### GIVEN INSTRUCTION
Pull out each line of the records holding the string "favorites".

### RECORDS FOR THIS EXERCISE
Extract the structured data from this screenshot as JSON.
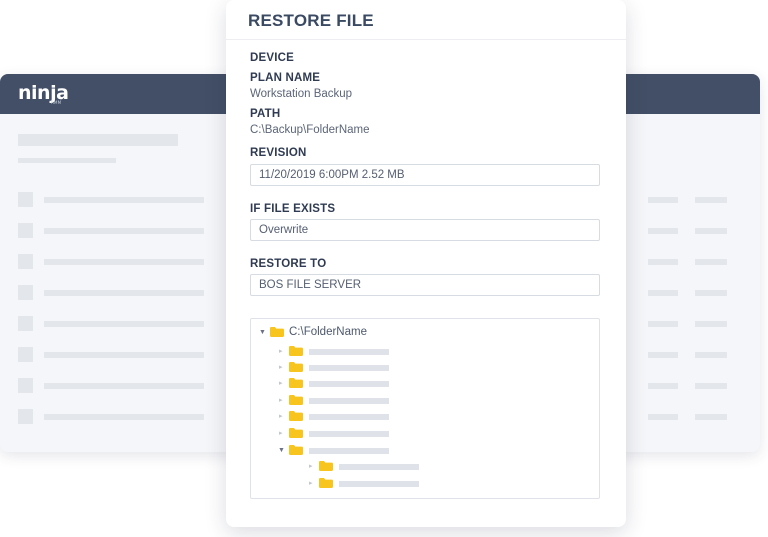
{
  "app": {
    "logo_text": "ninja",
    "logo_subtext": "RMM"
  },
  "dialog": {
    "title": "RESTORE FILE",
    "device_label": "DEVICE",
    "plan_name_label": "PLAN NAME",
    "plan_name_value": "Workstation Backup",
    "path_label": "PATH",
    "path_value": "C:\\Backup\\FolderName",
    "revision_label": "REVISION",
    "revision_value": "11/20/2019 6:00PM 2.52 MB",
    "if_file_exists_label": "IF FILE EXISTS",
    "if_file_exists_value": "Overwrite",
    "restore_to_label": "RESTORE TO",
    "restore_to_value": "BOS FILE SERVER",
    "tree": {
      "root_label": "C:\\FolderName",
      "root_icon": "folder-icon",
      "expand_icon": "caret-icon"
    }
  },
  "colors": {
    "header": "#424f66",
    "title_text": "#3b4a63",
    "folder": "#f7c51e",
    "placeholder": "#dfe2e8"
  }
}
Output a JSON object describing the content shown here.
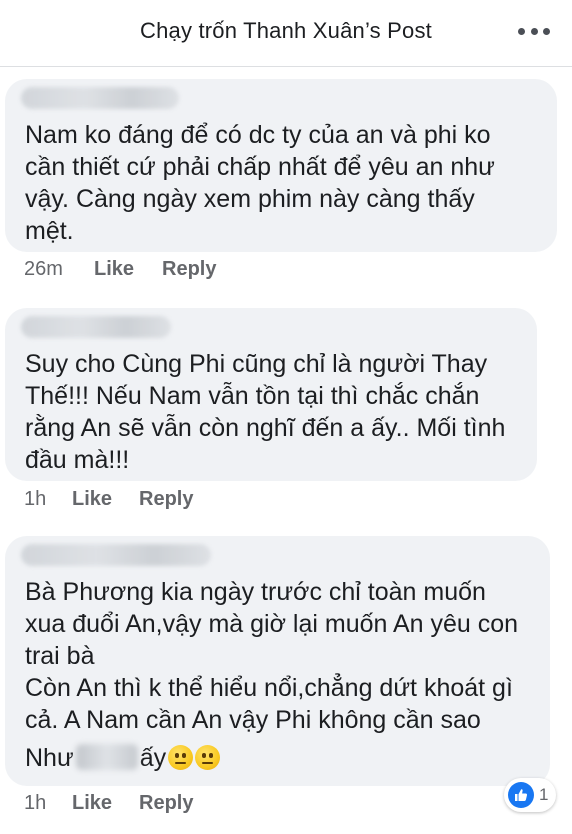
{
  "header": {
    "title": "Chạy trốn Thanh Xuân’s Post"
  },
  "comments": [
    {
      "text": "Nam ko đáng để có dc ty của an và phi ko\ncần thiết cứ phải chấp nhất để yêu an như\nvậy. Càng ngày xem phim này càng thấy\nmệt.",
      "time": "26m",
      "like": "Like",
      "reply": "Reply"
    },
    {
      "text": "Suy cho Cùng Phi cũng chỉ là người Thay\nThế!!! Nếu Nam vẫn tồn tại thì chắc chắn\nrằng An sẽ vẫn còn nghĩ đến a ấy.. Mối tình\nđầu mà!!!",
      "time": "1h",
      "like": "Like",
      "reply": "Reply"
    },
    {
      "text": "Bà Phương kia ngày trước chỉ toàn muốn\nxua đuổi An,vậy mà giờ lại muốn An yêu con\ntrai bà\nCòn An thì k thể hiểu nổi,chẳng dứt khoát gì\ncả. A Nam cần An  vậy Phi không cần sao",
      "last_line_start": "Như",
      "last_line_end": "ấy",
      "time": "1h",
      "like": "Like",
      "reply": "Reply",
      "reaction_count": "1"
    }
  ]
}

--

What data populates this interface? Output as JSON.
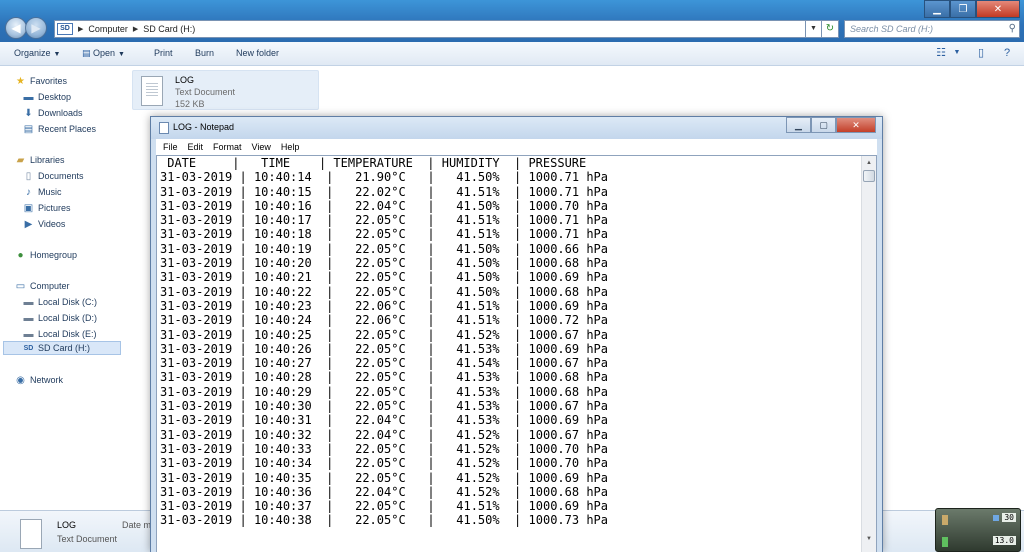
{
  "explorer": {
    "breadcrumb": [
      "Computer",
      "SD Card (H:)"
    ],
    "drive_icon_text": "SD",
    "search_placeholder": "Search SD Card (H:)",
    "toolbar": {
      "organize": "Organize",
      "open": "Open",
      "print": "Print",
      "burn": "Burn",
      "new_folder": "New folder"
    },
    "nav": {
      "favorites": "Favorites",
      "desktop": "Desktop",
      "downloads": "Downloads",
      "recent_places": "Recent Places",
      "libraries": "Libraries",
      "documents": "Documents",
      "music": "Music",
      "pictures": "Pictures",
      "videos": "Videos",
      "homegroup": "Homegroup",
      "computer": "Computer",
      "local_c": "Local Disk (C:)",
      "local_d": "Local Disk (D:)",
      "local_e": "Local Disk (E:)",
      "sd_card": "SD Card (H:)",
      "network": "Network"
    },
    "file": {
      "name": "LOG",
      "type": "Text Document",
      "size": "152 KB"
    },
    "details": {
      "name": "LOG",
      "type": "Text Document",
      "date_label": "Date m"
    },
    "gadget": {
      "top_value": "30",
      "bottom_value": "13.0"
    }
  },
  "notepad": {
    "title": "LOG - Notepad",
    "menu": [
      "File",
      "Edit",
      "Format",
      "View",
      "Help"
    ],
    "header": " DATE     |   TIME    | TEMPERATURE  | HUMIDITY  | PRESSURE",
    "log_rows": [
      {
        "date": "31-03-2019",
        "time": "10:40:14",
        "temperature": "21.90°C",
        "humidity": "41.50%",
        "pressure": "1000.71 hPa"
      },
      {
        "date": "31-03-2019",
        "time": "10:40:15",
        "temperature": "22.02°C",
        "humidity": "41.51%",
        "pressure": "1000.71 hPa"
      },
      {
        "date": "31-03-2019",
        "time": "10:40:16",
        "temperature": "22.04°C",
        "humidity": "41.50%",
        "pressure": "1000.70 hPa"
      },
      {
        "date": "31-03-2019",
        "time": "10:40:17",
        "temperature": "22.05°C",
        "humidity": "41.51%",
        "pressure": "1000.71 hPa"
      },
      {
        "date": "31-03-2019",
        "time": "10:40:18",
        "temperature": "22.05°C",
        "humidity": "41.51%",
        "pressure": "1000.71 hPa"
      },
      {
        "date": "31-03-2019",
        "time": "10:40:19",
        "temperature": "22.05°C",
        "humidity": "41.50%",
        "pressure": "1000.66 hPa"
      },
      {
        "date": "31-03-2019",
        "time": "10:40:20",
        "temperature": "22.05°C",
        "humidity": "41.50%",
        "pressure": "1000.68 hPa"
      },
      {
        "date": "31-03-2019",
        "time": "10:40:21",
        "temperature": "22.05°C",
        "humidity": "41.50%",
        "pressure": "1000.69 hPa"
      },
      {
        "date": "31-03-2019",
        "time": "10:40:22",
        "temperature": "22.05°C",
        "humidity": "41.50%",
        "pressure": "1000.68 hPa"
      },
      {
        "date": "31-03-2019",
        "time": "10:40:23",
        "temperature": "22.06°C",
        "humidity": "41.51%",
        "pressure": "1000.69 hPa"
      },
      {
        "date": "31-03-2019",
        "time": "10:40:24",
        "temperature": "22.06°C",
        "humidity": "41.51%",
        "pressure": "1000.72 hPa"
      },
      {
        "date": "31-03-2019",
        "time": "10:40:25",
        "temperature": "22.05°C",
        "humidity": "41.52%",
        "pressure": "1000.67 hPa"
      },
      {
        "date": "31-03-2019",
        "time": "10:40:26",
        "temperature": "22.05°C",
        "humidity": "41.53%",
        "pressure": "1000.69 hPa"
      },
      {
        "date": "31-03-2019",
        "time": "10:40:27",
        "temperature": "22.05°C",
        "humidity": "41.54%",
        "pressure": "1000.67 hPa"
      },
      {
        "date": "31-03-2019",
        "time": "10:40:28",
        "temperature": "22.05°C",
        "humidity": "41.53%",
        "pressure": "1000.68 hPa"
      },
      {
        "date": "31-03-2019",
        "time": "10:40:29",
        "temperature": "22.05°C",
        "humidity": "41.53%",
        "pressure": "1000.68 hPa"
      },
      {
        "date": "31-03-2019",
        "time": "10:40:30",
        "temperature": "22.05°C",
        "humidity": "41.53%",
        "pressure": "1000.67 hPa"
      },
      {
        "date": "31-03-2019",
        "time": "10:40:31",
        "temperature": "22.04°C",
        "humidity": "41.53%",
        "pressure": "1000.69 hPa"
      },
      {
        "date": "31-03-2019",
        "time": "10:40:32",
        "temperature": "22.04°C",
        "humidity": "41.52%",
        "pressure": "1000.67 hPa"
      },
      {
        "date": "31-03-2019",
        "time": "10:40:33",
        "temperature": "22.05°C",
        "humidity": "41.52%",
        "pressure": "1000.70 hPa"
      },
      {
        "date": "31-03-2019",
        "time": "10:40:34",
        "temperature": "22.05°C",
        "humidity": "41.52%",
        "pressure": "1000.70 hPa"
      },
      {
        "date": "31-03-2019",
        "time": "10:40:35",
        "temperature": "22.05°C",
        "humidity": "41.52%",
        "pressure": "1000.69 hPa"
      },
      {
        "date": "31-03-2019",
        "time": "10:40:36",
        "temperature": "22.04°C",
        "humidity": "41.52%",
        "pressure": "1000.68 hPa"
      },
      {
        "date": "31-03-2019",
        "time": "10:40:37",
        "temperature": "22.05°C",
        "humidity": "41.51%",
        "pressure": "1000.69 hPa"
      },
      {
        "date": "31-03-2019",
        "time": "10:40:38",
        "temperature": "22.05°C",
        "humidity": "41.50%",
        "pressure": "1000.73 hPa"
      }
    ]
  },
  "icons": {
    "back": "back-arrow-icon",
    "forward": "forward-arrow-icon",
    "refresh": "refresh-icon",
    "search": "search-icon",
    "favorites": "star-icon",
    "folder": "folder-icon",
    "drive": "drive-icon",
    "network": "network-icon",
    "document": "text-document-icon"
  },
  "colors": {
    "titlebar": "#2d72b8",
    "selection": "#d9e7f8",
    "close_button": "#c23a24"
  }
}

### COMPLETED EXERCISE
      "favorites": "Favorites",
    "favorites": "star-icon",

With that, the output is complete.